Dataset entries
--

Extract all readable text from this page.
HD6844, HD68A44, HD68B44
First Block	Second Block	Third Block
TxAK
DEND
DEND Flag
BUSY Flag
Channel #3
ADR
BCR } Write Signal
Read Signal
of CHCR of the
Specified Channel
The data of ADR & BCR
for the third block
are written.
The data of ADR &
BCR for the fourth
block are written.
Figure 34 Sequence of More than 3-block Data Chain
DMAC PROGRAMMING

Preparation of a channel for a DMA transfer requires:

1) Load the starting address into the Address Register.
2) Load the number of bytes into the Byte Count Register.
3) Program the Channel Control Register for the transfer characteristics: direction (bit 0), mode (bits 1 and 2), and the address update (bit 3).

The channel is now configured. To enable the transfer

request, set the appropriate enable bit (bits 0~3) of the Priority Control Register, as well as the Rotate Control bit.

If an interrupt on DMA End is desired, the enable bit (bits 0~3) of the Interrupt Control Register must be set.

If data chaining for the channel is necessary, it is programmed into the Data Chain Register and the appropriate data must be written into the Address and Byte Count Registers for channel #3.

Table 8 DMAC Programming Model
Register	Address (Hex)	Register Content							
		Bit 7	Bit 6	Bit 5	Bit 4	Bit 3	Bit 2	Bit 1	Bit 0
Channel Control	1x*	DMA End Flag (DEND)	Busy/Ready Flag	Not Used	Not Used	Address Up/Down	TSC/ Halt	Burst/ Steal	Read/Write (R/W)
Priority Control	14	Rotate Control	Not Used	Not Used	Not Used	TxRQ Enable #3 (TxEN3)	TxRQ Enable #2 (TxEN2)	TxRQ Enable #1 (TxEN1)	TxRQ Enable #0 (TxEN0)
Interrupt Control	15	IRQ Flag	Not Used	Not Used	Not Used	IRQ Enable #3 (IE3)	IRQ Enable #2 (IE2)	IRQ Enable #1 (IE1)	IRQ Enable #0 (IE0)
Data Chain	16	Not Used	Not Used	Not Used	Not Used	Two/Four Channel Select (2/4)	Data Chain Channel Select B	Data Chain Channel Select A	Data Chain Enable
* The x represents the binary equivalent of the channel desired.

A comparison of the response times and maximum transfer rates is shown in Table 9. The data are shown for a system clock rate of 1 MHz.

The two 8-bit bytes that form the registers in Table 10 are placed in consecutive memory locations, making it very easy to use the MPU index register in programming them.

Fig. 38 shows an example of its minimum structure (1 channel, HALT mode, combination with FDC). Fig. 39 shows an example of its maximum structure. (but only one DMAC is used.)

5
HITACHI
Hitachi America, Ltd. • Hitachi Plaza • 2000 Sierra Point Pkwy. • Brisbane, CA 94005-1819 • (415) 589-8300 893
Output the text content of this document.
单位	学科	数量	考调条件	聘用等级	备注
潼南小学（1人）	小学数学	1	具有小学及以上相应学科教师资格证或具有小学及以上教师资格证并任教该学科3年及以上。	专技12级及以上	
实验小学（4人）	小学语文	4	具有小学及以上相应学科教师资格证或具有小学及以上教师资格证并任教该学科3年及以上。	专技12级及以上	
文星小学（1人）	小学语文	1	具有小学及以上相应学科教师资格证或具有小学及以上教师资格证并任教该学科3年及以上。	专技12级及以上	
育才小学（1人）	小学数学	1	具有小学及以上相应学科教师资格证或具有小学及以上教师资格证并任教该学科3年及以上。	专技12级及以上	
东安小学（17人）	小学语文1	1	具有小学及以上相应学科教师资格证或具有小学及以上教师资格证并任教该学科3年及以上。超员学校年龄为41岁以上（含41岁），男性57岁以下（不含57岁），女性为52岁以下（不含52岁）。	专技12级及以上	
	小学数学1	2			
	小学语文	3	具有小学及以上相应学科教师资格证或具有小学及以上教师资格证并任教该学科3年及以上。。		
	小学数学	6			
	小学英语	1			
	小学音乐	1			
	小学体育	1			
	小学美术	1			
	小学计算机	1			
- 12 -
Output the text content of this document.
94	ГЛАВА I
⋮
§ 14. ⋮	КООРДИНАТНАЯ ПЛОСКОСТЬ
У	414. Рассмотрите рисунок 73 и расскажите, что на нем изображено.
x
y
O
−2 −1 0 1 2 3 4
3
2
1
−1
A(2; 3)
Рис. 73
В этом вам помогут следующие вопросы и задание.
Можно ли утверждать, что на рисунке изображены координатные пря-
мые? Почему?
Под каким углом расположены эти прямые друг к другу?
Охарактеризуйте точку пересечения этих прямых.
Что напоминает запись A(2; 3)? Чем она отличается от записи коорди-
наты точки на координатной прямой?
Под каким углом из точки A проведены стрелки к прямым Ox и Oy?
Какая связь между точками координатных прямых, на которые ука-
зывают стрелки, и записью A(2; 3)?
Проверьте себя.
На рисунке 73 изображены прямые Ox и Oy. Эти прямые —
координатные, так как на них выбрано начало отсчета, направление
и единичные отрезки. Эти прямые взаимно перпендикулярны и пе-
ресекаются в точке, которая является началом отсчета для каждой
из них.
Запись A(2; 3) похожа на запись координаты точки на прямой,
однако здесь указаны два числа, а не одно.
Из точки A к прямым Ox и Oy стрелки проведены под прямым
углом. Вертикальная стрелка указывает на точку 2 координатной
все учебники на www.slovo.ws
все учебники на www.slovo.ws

--

● STATED GOAL: Check each line above for the string "written", then copy the ones that have it.

● SOLUTION FOR THIS PROBLEM:
are written.
block are written.
If data chaining for the channel is necessary, it is programmed into the Data Chain Register and the appropriate data must be written into the Address and Byte Count Registers for channel #3.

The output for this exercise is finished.